__Directions for this task__.
Every line with the string "einer" should be gathered.

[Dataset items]
>>>>>

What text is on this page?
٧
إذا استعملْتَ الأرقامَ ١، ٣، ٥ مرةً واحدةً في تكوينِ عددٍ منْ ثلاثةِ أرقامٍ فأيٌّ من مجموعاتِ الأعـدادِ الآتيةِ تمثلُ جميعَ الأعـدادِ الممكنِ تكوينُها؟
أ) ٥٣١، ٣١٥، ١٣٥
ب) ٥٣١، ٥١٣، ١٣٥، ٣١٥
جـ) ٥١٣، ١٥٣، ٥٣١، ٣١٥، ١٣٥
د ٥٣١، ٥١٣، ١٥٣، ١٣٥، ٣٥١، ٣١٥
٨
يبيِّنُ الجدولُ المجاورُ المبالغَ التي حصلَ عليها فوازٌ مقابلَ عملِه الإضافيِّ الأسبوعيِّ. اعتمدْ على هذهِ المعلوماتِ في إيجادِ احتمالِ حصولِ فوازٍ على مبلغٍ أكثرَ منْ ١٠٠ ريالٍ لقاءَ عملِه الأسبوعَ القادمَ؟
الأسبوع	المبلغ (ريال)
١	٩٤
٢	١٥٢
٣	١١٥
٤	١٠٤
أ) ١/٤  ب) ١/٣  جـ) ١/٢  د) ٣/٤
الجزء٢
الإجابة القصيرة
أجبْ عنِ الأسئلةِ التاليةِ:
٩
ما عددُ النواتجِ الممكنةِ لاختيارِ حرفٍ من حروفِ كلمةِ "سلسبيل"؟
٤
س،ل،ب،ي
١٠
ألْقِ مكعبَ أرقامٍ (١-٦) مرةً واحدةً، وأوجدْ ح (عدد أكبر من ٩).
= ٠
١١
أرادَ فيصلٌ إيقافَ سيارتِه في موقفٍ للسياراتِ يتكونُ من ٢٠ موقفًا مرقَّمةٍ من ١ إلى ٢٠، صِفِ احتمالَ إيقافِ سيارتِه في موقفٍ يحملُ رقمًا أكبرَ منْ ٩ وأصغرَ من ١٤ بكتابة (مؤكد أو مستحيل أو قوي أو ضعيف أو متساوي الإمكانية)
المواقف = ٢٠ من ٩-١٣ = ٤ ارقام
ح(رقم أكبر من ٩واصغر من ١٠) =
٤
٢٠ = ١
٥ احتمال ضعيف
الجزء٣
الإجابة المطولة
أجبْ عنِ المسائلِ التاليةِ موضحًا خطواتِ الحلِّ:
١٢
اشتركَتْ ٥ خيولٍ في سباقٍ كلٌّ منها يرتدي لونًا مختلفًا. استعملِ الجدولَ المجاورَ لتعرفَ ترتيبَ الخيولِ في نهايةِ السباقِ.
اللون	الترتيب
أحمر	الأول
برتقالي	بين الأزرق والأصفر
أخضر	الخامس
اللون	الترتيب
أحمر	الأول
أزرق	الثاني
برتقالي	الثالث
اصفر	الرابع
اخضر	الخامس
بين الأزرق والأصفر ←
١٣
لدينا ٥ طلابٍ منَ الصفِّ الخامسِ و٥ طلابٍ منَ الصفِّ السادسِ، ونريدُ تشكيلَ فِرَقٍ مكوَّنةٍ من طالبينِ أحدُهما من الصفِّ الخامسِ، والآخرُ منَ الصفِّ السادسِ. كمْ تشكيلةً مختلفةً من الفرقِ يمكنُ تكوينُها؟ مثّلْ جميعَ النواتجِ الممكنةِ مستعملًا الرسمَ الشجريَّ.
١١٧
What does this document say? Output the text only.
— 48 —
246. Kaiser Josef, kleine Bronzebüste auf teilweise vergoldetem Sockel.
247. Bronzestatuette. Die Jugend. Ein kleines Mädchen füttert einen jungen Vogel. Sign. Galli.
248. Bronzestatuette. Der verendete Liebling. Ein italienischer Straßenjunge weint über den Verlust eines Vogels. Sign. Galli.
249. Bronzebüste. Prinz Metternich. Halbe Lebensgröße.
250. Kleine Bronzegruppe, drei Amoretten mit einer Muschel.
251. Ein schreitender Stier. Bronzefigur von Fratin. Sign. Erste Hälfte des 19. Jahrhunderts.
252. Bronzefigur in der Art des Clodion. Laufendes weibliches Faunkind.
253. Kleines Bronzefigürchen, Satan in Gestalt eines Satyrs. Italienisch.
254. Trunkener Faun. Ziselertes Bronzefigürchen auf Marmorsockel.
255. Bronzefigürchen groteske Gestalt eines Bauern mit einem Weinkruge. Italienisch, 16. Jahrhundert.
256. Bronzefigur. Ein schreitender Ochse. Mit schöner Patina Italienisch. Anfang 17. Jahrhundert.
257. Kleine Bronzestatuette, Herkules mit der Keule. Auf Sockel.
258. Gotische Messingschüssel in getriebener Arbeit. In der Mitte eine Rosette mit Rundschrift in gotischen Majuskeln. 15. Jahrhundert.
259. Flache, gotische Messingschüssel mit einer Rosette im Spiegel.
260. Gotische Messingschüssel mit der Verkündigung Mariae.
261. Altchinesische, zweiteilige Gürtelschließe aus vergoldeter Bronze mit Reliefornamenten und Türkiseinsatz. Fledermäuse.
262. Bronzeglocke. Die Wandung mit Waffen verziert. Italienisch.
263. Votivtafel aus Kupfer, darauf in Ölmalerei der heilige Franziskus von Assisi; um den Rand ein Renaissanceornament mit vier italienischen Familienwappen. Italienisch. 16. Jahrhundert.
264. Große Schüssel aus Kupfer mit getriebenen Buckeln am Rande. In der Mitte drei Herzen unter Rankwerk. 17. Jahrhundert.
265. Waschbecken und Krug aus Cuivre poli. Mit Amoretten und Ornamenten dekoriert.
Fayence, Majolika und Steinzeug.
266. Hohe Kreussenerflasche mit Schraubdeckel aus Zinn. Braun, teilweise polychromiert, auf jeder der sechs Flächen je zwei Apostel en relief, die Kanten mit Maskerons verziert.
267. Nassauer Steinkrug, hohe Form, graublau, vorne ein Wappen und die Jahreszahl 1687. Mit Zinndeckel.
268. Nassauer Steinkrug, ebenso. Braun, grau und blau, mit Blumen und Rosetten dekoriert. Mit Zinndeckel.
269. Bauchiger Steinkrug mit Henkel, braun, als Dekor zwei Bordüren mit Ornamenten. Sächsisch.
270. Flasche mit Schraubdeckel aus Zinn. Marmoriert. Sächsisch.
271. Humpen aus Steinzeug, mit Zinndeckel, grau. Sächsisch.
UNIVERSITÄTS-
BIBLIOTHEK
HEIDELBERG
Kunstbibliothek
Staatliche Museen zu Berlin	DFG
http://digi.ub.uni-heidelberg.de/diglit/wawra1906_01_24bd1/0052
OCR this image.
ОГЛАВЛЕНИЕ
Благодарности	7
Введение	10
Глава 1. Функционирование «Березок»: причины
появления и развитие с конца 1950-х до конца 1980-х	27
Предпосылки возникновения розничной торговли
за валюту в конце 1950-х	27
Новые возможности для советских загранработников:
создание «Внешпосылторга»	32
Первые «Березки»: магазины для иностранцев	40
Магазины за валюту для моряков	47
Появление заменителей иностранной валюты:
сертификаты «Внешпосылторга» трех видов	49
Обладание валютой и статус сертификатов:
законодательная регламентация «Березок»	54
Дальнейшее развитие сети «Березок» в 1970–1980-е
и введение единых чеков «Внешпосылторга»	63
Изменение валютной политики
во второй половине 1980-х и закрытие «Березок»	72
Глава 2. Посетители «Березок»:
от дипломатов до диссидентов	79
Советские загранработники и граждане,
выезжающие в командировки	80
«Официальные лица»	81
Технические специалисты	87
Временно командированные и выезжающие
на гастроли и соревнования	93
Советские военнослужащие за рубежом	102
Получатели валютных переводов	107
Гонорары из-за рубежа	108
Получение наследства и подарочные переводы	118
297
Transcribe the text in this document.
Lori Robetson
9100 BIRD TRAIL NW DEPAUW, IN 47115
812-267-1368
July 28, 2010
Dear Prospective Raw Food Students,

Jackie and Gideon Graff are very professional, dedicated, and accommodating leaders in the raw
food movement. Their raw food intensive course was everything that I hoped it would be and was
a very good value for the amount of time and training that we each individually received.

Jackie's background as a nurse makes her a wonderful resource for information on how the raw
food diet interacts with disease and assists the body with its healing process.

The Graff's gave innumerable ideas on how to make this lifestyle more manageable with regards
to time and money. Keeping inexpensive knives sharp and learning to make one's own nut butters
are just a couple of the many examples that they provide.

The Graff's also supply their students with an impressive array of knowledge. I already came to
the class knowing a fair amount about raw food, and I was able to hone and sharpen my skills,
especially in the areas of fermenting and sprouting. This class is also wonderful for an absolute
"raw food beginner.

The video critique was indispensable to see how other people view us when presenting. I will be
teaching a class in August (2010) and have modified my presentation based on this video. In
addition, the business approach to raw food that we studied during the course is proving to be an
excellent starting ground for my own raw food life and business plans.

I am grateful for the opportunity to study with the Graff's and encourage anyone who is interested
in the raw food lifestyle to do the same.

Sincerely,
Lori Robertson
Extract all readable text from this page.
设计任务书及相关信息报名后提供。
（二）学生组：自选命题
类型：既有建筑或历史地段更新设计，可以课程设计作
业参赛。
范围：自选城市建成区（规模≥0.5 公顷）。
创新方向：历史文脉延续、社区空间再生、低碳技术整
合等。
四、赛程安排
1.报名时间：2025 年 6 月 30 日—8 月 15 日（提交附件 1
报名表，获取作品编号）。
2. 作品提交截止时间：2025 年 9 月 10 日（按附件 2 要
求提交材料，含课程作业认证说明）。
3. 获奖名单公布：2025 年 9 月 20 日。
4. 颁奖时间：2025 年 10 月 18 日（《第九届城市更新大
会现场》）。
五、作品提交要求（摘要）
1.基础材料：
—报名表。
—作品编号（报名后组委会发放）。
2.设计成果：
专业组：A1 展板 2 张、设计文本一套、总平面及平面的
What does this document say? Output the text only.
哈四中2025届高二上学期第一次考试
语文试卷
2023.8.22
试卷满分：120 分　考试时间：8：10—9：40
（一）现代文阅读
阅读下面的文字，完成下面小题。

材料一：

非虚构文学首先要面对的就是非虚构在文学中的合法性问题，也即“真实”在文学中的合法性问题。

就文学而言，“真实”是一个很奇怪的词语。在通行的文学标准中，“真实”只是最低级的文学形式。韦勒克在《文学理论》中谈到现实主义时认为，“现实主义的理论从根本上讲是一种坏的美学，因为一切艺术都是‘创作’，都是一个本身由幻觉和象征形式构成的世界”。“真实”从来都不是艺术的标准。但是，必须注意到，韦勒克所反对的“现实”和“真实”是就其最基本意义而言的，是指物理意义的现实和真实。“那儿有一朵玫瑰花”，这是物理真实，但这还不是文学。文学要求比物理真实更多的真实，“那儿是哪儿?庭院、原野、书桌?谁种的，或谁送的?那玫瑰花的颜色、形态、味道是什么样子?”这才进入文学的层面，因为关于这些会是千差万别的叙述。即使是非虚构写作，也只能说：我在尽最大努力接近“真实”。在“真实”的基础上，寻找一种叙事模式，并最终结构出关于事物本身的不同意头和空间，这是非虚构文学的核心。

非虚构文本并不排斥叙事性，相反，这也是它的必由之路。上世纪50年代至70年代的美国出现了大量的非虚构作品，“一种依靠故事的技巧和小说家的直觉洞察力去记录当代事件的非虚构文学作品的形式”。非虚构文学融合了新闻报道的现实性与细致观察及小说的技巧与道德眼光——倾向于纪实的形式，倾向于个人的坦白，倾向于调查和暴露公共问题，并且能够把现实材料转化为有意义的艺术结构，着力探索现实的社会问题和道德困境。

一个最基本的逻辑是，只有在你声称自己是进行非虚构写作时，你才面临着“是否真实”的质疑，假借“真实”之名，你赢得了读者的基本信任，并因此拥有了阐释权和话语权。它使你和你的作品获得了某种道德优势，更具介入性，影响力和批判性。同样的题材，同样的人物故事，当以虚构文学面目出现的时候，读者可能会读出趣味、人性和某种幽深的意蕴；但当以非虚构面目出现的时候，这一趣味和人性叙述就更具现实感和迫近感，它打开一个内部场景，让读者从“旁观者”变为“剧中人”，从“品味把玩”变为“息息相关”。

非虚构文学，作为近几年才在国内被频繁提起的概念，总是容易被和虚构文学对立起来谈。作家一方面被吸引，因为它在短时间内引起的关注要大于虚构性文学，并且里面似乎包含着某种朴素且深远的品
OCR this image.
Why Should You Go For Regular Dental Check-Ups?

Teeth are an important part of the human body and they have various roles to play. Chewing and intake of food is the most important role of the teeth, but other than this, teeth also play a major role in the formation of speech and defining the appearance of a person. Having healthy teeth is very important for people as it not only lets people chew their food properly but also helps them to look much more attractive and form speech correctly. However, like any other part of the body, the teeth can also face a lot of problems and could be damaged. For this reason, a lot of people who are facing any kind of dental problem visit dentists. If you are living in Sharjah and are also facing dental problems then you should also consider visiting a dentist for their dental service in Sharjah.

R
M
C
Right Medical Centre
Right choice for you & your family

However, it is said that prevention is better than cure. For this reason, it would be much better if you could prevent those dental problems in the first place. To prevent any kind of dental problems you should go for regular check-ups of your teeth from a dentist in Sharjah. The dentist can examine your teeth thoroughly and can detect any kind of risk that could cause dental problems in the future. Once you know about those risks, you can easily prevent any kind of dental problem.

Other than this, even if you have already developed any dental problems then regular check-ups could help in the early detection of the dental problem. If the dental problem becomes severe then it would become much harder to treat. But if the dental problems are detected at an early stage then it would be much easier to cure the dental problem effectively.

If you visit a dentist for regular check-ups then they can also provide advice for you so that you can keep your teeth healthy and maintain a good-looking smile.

<<<<<

__Final result__.
250. Kleine Bronzegruppe, drei Amoretten mit einer Muschel.
259. Flache, gotische Messingschüssel mit einer Rosette im Spiegel.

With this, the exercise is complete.